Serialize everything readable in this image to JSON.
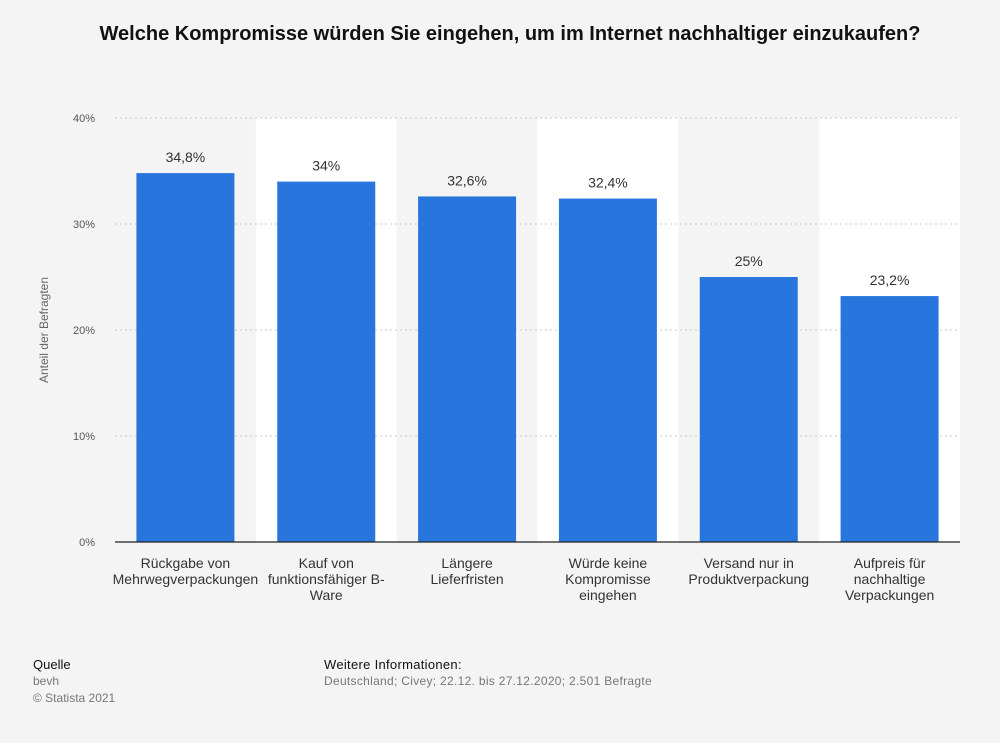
{
  "chart_data": {
    "type": "bar",
    "title": "Welche Kompromisse würden Sie eingehen, um im Internet nachhaltiger einzukaufen?",
    "ylabel": "Anteil der Befragten",
    "xlabel": "",
    "ylim": [
      0,
      40
    ],
    "yticks": [
      "0%",
      "10%",
      "20%",
      "30%",
      "40%"
    ],
    "grid": true,
    "bar_color": "#2876dd",
    "categories": [
      [
        "Rückgabe von",
        "Mehrwegverpackungen"
      ],
      [
        "Kauf von",
        "funktionsfähiger B-",
        "Ware"
      ],
      [
        "Längere",
        "Lieferfristen"
      ],
      [
        "Würde keine",
        "Kompromisse",
        "eingehen"
      ],
      [
        "Versand nur in",
        "Produktverpackung"
      ],
      [
        "Aufpreis für",
        "nachhaltige",
        "Verpackungen"
      ]
    ],
    "values": [
      34.8,
      34,
      32.6,
      32.4,
      25,
      23.2
    ],
    "value_labels": [
      "34,8%",
      "34%",
      "32,6%",
      "32,4%",
      "25%",
      "23,2%"
    ]
  },
  "footer": {
    "source_heading": "Quelle",
    "source": "bevh",
    "copyright": "© Statista 2021",
    "info_heading": "Weitere Informationen:",
    "info": "Deutschland; Civey; 22.12. bis 27.12.2020; 2.501 Befragte"
  }
}
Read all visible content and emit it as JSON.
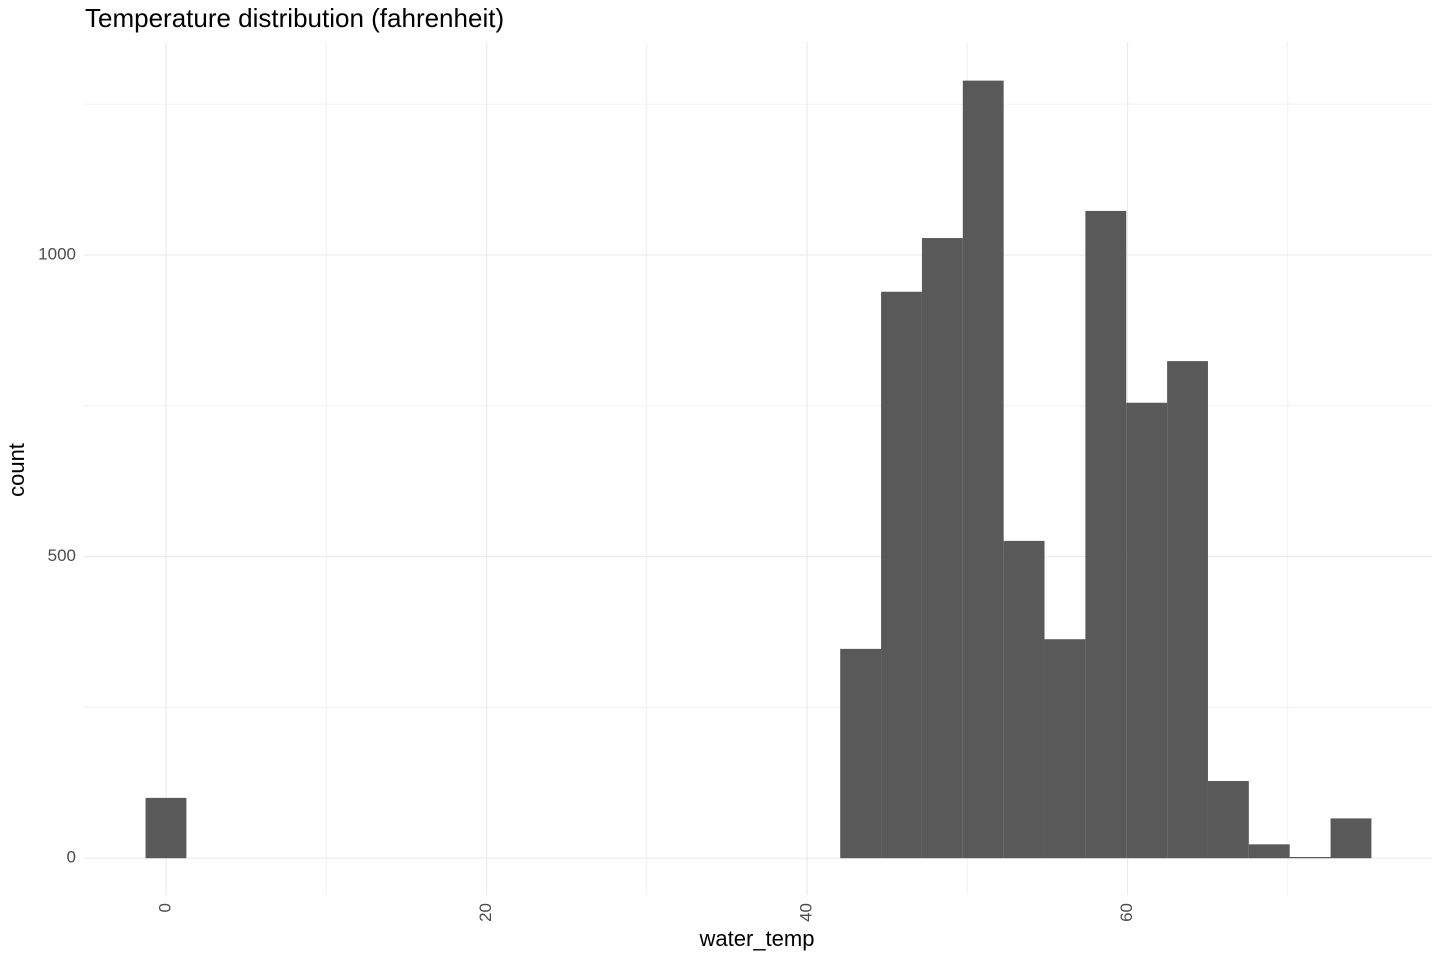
{
  "chart_data": {
    "type": "histogram",
    "title": "Temperature distribution (fahrenheit)",
    "x_label": "water_temp",
    "y_label": "count",
    "bins": [
      -1.28,
      1.27,
      3.82,
      6.37,
      8.92,
      11.47,
      14.02,
      16.57,
      19.12,
      21.67,
      24.22,
      26.77,
      29.32,
      31.87,
      34.42,
      36.97,
      39.52,
      42.07,
      44.62,
      47.17,
      49.72,
      52.27,
      54.82,
      57.37,
      59.92,
      62.47,
      65.02,
      67.57,
      70.12,
      72.67,
      75.22
    ],
    "values": [
      100,
      0,
      0,
      0,
      0,
      0,
      0,
      0,
      0,
      0,
      0,
      0,
      0,
      0,
      0,
      0,
      0,
      347,
      939,
      1028,
      1289,
      526,
      363,
      1073,
      755,
      824,
      128,
      23,
      2,
      66
    ],
    "color": "#595959",
    "xlim": [
      -5.12,
      79.0
    ],
    "ylim": [
      -61,
      1353
    ],
    "xticks": [
      0,
      20,
      40,
      60
    ],
    "yticks": [
      0,
      500,
      1000
    ],
    "x_minor_grid": [
      10,
      30,
      50,
      70
    ],
    "y_minor_grid": [
      250,
      750,
      1250
    ],
    "grid": true
  }
}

### Directions for this task
Extract every line above that contains the word "JSON".

### Exercise solution
Serialize everything readable in this image to JSON.
Read all visible content and emit it as JSON.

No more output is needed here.